## [Brano da leggere]
Vinitaly a Sibari, Rifondazione Comunista contro la narrazione della "Calabria Straordinaria"
Il partito mette in discussione il modello di promozione della Regione e contesta le dichiarazioni del presidente Occhiuto: «I grandi eventi non risolvono i problemi strutturali della Calabria»
SIBARI - Il Vinitaly and the City di Sibari continua ad alimentare il dibattito politico regionale. Dopo la conclusione della manifestazione, Rifondazione Comunista Calabria interviene con una nota critica nei confronti della narrazione proposta dalla Regione e del presidente Roberto Occhiuto, contestando il modello di sviluppo promosso attraverso i grandi eventi.

## [Record forniti]
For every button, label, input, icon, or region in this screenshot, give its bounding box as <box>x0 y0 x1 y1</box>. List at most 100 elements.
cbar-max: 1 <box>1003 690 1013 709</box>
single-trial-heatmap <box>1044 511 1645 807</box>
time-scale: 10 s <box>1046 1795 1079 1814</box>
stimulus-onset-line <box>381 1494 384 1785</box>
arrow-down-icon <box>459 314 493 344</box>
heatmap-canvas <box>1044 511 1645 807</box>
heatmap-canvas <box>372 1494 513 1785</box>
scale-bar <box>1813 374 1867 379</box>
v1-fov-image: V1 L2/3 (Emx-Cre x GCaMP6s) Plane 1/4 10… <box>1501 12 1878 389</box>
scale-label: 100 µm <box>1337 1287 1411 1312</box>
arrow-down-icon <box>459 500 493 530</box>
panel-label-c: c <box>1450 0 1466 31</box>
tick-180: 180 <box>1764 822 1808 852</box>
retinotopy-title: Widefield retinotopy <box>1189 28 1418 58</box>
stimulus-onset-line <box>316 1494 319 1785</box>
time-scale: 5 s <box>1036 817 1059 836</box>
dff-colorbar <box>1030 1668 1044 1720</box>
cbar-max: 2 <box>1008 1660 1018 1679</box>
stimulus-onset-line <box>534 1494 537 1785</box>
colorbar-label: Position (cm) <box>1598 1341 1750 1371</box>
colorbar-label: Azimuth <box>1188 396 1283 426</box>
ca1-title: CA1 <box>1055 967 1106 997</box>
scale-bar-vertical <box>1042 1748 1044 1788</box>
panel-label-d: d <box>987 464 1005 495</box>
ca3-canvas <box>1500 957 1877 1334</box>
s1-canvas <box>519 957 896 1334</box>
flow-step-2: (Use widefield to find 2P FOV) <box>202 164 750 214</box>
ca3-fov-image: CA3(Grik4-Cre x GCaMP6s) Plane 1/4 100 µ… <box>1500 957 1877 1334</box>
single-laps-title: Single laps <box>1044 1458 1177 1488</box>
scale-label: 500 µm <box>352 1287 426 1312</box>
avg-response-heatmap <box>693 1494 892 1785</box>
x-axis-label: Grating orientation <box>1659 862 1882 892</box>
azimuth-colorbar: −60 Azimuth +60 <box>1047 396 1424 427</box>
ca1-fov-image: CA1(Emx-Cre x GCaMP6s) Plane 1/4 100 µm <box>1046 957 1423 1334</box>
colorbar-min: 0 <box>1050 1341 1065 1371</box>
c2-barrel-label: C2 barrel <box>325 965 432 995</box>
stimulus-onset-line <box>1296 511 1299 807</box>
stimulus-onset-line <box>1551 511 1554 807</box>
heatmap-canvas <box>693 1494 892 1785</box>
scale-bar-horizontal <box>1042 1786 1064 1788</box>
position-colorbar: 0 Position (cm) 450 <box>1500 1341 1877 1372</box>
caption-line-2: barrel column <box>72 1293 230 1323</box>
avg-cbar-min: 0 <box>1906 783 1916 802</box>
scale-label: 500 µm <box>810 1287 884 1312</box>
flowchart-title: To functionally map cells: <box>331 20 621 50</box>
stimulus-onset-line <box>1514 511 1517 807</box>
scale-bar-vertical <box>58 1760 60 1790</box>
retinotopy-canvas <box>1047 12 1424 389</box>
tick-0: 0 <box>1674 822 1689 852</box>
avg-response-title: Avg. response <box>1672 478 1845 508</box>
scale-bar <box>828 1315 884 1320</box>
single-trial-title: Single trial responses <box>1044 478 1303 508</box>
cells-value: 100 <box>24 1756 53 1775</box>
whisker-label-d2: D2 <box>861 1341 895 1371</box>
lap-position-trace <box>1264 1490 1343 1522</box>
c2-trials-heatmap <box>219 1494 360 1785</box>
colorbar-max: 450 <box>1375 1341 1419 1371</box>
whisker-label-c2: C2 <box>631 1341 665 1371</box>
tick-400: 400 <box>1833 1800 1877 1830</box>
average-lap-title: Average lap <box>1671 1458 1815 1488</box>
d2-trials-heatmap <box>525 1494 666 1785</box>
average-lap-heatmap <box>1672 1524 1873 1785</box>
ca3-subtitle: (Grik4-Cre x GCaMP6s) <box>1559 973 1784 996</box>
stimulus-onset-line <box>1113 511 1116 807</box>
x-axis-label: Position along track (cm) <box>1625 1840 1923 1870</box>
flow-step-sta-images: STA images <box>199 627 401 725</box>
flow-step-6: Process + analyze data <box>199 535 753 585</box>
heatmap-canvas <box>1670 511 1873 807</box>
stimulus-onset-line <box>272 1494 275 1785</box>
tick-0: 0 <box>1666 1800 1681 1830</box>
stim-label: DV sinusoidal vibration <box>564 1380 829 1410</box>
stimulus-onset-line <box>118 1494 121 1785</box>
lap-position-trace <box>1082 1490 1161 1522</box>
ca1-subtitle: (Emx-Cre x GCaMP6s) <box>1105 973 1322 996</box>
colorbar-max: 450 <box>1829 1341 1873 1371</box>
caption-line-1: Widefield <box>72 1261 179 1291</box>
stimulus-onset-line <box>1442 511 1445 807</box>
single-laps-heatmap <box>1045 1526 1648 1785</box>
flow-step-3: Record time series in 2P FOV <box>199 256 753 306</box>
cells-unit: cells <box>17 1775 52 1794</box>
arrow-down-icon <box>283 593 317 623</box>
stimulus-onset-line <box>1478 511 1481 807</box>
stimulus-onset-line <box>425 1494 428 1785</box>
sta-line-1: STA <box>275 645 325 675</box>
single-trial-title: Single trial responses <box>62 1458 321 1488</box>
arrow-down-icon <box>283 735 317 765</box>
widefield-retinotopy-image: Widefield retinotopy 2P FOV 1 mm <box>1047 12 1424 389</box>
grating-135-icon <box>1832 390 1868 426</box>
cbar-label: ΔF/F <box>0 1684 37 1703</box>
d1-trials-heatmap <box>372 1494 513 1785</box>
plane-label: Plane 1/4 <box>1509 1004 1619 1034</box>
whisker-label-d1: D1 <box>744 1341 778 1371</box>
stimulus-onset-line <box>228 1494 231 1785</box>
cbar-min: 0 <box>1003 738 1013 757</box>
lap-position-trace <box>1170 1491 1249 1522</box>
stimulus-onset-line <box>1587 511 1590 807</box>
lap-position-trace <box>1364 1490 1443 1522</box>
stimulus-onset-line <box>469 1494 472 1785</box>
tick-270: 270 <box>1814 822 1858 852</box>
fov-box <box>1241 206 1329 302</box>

## [Attività 1]
Ricopia dal brano sul Vinitaly di Sibari la parte che si apre con le parole contenenti "Il partito mette" e si chiude con "i grandi eventi.".
## [Attività 2]
Indica se ciascuna affermazione concorda con il brano sul Vinitaly di Sibari, rispondendo sì o no e citando le parole decisive del brano.
(a) Rifondazione Comunista interviene prima della conclusione della manifestazione.
(b) Il partito contesta le dichiarazioni del presidente Occhiuto.
(c) Secondo il partito, i grandi eventi risolvono i problemi strutturali della Calabria.
## [Attività 3]
Prosegui il brano sul Vinitaly di Sibari partendo dalla sua ultima frase.

## [Spazio risposta 1]
Il partito mette in discussione il modello di promozione della Regione e contesta le dichiarazioni del presidente Occhiuto: «I grandi eventi non risolvono i problemi strutturali della Calabria»
SIBARI - Il Vinitaly and the City di Sibari continua ad alimentare il dibattito politico regionale. Dopo la conclusione della manifestazione, Rifondazione Comunista Calabria interviene con una nota critica nei confronti della narrazione proposta dalla Regione e del presidente Roberto Occhiuto, contestando il modello di sviluppo promosso attraverso i grandi eventi.

## [Spazio risposta 2]
(a) No: «Dopo la conclusione della manifestazione, Rifondazione Comunista Calabria interviene».
(b) Sì: «contesta le dichiarazioni del presidente Occhiuto».
(c) No: «I grandi eventi non risolvono i problemi strutturali della Calabria».

## [Spazio risposta 3]
Secondo il partito, restano aperti interrogativi sulle effettive ricadute economiche della manifestazione per i piccoli produttori locali, già evidenziati – si legge nella nota – da alcuni operatori del settore. Rifondazione esprime inoltre perplessità rispetto a quello che definisce un modello di promozione «aggressivo» e con un impatto ambientale significativo.
Nel mirino finiscono anche le dichiarazioni rilasciate durante l'inaugurazione dell'evento dal presidente Occhiuto e dai ministri Alessandro Giuli e Francesco Lollobrigida, presenti insieme all'assessore regionale Gianluca Gallo.
Rifondazione Comunista contesta in particolare la rappresentazione di una "Calabria Straordinaria", sostenendo che i dati economici descrivano una situazione diversa. Nel comunicato vengono richiamati alcuni indicatori, attribuiti al rapporto della Banca d'Italia, relativi ai livelli occupazionali, alle retribuzioni e alla qualità della crescita economica regionale, ritenuta fortemente dipendente dal lavoro stagionale.
Il partito critica inoltre le affermazioni del presidente della Regione sul ruolo dell'imprenditorialità privata nello sviluppo del territorio, definendole espressione di un'impostazione politica orientata al mercato e poco attenta al ruolo dell'intervento pubblico.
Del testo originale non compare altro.